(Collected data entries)
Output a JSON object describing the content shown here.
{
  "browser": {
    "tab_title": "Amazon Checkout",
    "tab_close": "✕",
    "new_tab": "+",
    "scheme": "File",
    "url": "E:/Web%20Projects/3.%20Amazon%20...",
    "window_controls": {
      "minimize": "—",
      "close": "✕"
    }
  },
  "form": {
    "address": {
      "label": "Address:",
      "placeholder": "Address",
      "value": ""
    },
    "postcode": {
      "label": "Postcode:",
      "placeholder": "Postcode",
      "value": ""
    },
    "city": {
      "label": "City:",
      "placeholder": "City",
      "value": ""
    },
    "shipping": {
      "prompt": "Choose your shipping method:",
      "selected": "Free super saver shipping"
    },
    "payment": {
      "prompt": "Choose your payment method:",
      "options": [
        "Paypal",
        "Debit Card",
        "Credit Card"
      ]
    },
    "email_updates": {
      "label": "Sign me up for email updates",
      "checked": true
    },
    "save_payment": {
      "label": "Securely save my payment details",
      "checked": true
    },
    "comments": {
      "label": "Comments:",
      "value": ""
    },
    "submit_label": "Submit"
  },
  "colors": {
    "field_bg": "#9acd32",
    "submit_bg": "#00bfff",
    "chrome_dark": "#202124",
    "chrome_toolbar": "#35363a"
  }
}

▶ **STATED GOAL**
Retype all of the material above with every character intact.

▶ **EXERCISE SOLUTION**
Output a JSON object describing the content shown here.
{
  "browser": {
    "tab_title": "Amazon Checkout",
    "tab_close": "✕",
    "new_tab": "+",
    "scheme": "File",
    "url": "E:/Web%20Projects/3.%20Amazon%20...",
    "window_controls": {
      "minimize": "—",
      "close": "✕"
    }
  },
  "form": {
    "address": {
      "label": "Address:",
      "placeholder": "Address",
      "value": ""
    },
    "postcode": {
      "label": "Postcode:",
      "placeholder": "Postcode",
      "value": ""
    },
    "city": {
      "label": "City:",
      "placeholder": "City",
      "value": ""
    },
    "shipping": {
      "prompt": "Choose your shipping method:",
      "selected": "Free super saver shipping"
    },
    "payment": {
      "prompt": "Choose your payment method:",
      "options": [
        "Paypal",
        "Debit Card",
        "Credit Card"
      ]
    },
    "email_updates": {
      "label": "Sign me up for email updates",
      "checked": true
    },
    "save_payment": {
      "label": "Securely save my payment details",
      "checked": true
    },
    "comments": {
      "label": "Comments:",
      "value": ""
    },
    "submit_label": "Submit"
  },
  "colors": {
    "field_bg": "#9acd32",
    "submit_bg": "#00bfff",
    "chrome_dark": "#202124",
    "chrome_toolbar": "#35363a"
  }
}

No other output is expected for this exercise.